╭─ Given text

The film was released on June 9, 1944, by Paramount Pictures. [1] [2]
She is a singer in a nightclub, but Jerry Clinton has been rejecting other jobs and other suitors because of her romantic feelings toward Jack North, who does a comic act inside a horse's costume with his partner, Eddie Hampton.
Jack inherits a dude ranch out west. When he, Jerry and Eddie arrive, they are pleased to find it a beautiful place, unaware that they have mistakenly gone to the wrong ranch. Jack acts as boss, implementing many peculiar ideas and attracting flirtation from gold digger Gaye Livingston, until real owner Harvey Phillips turns up.
Jack's actual ranch is a rundown mess. Jerry and others persuade him that it can be improved into a prosperous place just like the other, and before long Jack's ranch is attracting tourists, also drawn by Ozzie Nelson and his Orchestra being booked to entertain there. Harvey resents the competition and intends to call in an overdue loan immediately, but Jack enters a rodeo, wins first prize in the bucking bronco competition and pays off the debt.

╰─

▸ **Your instructions**: In the film summary, why does Harvey Phillips intend to call in the overdue loan, and how does Jack manage to pay off the debt?

╭─ Data segment

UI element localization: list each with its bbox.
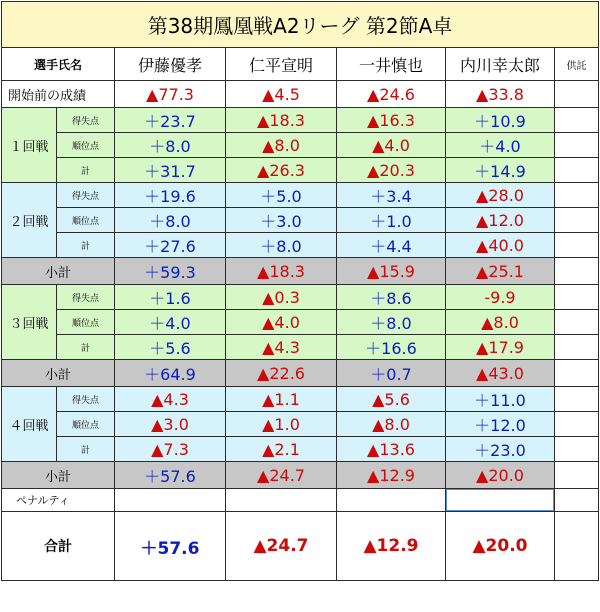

╰─

▸ **Solution to this task**: Harvey resents the competition from Jack's ranch, which has become a prosperous place that attracts tourists. Jack pays off the debt by entering a rodeo and winning first prize in the bucking bronco competition.